Records provided start
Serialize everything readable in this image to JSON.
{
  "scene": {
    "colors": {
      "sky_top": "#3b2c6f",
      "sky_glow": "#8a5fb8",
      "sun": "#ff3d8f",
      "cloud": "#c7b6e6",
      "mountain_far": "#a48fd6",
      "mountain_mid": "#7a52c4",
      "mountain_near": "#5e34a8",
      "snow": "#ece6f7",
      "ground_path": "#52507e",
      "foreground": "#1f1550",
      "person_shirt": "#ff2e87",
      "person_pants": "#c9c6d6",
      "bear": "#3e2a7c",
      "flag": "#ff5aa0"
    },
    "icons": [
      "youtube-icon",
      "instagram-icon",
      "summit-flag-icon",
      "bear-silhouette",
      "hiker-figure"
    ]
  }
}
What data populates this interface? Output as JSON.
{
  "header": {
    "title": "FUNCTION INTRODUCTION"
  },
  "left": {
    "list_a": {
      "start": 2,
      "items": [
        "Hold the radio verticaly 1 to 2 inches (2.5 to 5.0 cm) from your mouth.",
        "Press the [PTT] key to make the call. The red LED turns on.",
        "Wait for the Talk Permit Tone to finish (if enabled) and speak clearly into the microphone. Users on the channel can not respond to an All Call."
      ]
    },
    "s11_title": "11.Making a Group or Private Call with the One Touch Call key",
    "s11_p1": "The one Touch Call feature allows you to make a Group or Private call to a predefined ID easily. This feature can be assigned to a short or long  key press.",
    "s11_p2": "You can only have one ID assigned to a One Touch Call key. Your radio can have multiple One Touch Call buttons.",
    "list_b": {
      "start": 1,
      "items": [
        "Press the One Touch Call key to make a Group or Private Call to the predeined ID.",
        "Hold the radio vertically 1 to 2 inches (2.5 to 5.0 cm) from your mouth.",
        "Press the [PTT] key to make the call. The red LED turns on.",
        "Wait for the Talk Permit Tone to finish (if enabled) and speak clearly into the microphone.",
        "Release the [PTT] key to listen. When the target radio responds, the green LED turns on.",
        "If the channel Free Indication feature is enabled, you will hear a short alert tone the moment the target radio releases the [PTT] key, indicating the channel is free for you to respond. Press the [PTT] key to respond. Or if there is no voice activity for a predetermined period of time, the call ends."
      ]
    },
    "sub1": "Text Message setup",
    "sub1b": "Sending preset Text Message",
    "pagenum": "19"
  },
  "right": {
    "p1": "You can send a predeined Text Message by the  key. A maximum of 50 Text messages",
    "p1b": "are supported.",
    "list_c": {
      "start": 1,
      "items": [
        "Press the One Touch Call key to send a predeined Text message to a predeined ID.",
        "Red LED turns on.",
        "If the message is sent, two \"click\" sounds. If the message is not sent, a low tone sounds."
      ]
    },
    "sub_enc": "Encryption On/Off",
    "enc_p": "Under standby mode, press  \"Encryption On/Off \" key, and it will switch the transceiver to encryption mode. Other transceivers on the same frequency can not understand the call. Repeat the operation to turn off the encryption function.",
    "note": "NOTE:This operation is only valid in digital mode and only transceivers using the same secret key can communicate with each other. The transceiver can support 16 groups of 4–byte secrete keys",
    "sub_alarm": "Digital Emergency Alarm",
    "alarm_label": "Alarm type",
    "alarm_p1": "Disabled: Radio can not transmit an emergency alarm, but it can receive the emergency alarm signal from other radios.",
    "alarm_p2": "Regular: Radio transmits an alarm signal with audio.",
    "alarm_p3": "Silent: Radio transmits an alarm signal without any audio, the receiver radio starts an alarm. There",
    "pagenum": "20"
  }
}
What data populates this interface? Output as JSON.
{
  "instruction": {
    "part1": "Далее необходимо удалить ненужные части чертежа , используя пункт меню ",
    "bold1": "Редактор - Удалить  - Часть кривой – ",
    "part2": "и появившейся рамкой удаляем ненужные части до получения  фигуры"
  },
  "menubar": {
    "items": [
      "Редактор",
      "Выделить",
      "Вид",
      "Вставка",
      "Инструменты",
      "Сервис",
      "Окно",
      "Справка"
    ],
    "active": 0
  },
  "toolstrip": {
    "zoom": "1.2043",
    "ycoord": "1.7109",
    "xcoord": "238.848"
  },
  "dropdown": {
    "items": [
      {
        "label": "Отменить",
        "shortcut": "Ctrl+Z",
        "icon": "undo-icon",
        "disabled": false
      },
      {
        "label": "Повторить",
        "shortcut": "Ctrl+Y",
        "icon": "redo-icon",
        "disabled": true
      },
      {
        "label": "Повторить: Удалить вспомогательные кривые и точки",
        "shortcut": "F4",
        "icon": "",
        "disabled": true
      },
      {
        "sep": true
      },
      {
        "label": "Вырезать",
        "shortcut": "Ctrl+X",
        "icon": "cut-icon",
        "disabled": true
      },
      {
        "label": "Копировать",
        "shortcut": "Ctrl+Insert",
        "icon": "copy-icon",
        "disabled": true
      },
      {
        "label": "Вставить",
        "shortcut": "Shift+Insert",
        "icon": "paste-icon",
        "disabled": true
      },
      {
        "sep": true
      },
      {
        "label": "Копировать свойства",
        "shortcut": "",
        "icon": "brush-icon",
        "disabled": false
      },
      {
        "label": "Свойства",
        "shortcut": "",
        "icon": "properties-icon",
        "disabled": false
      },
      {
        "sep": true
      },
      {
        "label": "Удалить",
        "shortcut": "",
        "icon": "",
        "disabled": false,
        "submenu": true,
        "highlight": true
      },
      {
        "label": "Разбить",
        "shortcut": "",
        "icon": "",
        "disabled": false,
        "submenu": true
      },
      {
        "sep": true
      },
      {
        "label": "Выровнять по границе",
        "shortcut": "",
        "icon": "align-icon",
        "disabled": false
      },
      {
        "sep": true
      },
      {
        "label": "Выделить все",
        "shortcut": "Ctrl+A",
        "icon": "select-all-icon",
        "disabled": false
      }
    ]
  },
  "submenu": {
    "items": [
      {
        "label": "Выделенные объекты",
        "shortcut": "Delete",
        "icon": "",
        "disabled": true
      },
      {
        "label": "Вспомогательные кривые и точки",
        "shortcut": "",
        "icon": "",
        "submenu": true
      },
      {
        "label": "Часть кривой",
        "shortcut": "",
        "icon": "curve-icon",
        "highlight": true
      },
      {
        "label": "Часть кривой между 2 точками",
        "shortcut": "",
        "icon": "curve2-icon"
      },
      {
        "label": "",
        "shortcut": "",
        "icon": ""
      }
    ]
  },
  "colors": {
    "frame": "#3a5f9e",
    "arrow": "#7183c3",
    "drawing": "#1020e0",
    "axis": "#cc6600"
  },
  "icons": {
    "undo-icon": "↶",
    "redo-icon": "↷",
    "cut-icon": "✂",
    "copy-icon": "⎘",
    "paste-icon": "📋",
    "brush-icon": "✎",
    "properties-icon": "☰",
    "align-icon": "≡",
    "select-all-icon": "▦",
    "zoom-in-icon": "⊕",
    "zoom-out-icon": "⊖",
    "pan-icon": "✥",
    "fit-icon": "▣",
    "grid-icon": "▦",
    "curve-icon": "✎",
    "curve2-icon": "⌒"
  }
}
Records provided end
Please copy out each record, character for character.

Serialize everything readable in this image to JSON.
{
  "scene": {
    "colors": {
      "sky_top": "#3b2c6f",
      "sky_glow": "#8a5fb8",
      "sun": "#ff3d8f",
      "cloud": "#c7b6e6",
      "mountain_far": "#a48fd6",
      "mountain_mid": "#7a52c4",
      "mountain_near": "#5e34a8",
      "snow": "#ece6f7",
      "ground_path": "#52507e",
      "foreground": "#1f1550",
      "person_shirt": "#ff2e87",
      "person_pants": "#c9c6d6",
      "bear": "#3e2a7c",
      "flag": "#ff5aa0"
    },
    "icons": [
      "youtube-icon",
      "instagram-icon",
      "summit-flag-icon",
      "bear-silhouette",
      "hiker-figure"
    ]
  }
}
What data populates this interface? Output as JSON.
{
  "header": {
    "title": "FUNCTION INTRODUCTION"
  },
  "left": {
    "list_a": {
      "start": 2,
      "items": [
        "Hold the radio verticaly 1 to 2 inches (2.5 to 5.0 cm) from your mouth.",
        "Press the [PTT] key to make the call. The red LED turns on.",
        "Wait for the Talk Permit Tone to finish (if enabled) and speak clearly into the microphone. Users on the channel can not respond to an All Call."
      ]
    },
    "s11_title": "11.Making a Group or Private Call with the One Touch Call key",
    "s11_p1": "The one Touch Call feature allows you to make a Group or Private call to a predefined ID easily. This feature can be assigned to a short or long  key press.",
    "s11_p2": "You can only have one ID assigned to a One Touch Call key. Your radio can have multiple One Touch Call buttons.",
    "list_b": {
      "start": 1,
      "items": [
        "Press the One Touch Call key to make a Group or Private Call to the predeined ID.",
        "Hold the radio vertically 1 to 2 inches (2.5 to 5.0 cm) from your mouth.",
        "Press the [PTT] key to make the call. The red LED turns on.",
        "Wait for the Talk Permit Tone to finish (if enabled) and speak clearly into the microphone.",
        "Release the [PTT] key to listen. When the target radio responds, the green LED turns on.",
        "If the channel Free Indication feature is enabled, you will hear a short alert tone the moment the target radio releases the [PTT] key, indicating the channel is free for you to respond. Press the [PTT] key to respond. Or if there is no voice activity for a predetermined period of time, the call ends."
      ]
    },
    "sub1": "Text Message setup",
    "sub1b": "Sending preset Text Message",
    "pagenum": "19"
  },
  "right": {
    "p1": "You can send a predeined Text Message by the  key. A maximum of 50 Text messages",
    "p1b": "are supported.",
    "list_c": {
      "start": 1,
      "items": [
        "Press the One Touch Call key to send a predeined Text message to a predeined ID.",
        "Red LED turns on.",
        "If the message is sent, two \"click\" sounds. If the message is not sent, a low tone sounds."
      ]
    },
    "sub_enc": "Encryption On/Off",
    "enc_p": "Under standby mode, press  \"Encryption On/Off \" key, and it will switch the transceiver to encryption mode. Other transceivers on the same frequency can not understand the call. Repeat the operation to turn off the encryption function.",
    "note": "NOTE:This operation is only valid in digital mode and only transceivers using the same secret key can communicate with each other. The transceiver can support 16 groups of 4–byte secrete keys",
    "sub_alarm": "Digital Emergency Alarm",
    "alarm_label": "Alarm type",
    "alarm_p1": "Disabled: Radio can not transmit an emergency alarm, but it can receive the emergency alarm signal from other radios.",
    "alarm_p2": "Regular: Radio transmits an alarm signal with audio.",
    "alarm_p3": "Silent: Radio transmits an alarm signal without any audio, the receiver radio starts an alarm. There",
    "pagenum": "20"
  }
}
What data populates this interface? Output as JSON.
{
  "instruction": {
    "part1": "Далее необходимо удалить ненужные части чертежа , используя пункт меню ",
    "bold1": "Редактор - Удалить  - Часть кривой – ",
    "part2": "и появившейся рамкой удаляем ненужные части до получения  фигуры"
  },
  "menubar": {
    "items": [
      "Редактор",
      "Выделить",
      "Вид",
      "Вставка",
      "Инструменты",
      "Сервис",
      "Окно",
      "Справка"
    ],
    "active": 0
  },
  "toolstrip": {
    "zoom": "1.2043",
    "ycoord": "1.7109",
    "xcoord": "238.848"
  },
  "dropdown": {
    "items": [
      {
        "label": "Отменить",
        "shortcut": "Ctrl+Z",
        "icon": "undo-icon",
        "disabled": false
      },
      {
        "label": "Повторить",
        "shortcut": "Ctrl+Y",
        "icon": "redo-icon",
        "disabled": true
      },
      {
        "label": "Повторить: Удалить вспомогательные кривые и точки",
        "shortcut": "F4",
        "icon": "",
        "disabled": true
      },
      {
        "sep": true
      },
      {
        "label": "Вырезать",
        "shortcut": "Ctrl+X",
        "icon": "cut-icon",
        "disabled": true
      },
      {
        "label": "Копировать",
        "shortcut": "Ctrl+Insert",
        "icon": "copy-icon",
        "disabled": true
      },
      {
        "label": "Вставить",
        "shortcut": "Shift+Insert",
        "icon": "paste-icon",
        "disabled": true
      },
      {
        "sep": true
      },
      {
        "label": "Копировать свойства",
        "shortcut": "",
        "icon": "brush-icon",
        "disabled": false
      },
      {
        "label": "Свойства",
        "shortcut": "",
        "icon": "properties-icon",
        "disabled": false
      },
      {
        "sep": true
      },
      {
        "label": "Удалить",
        "shortcut": "",
        "icon": "",
        "disabled": false,
        "submenu": true,
        "highlight": true
      },
      {
        "label": "Разбить",
        "shortcut": "",
        "icon": "",
        "disabled": false,
        "submenu": true
      },
      {
        "sep": true
      },
      {
        "label": "Выровнять по границе",
        "shortcut": "",
        "icon": "align-icon",
        "disabled": false
      },
      {
        "sep": true
      },
      {
        "label": "Выделить все",
        "shortcut": "Ctrl+A",
        "icon": "select-all-icon",
        "disabled": false
      }
    ]
  },
  "submenu": {
    "items": [
      {
        "label": "Выделенные объекты",
        "shortcut": "Delete",
        "icon": "",
        "disabled": true
      },
      {
        "label": "Вспомогательные кривые и точки",
        "shortcut": "",
        "icon": "",
        "submenu": true
      },
      {
        "label": "Часть кривой",
        "shortcut": "",
        "icon": "curve-icon",
        "highlight": true
      },
      {
        "label": "Часть кривой между 2 точками",
        "shortcut": "",
        "icon": "curve2-icon"
      },
      {
        "label": "",
        "shortcut": "",
        "icon": ""
      }
    ]
  },
  "colors": {
    "frame": "#3a5f9e",
    "arrow": "#7183c3",
    "drawing": "#1020e0",
    "axis": "#cc6600"
  },
  "icons": {
    "undo-icon": "↶",
    "redo-icon": "↷",
    "cut-icon": "✂",
    "copy-icon": "⎘",
    "paste-icon": "📋",
    "brush-icon": "✎",
    "properties-icon": "☰",
    "align-icon": "≡",
    "select-all-icon": "▦",
    "zoom-in-icon": "⊕",
    "zoom-out-icon": "⊖",
    "pan-icon": "✥",
    "fit-icon": "▣",
    "grid-icon": "▦",
    "curve-icon": "✎",
    "curve2-icon": "⌒"
  }
}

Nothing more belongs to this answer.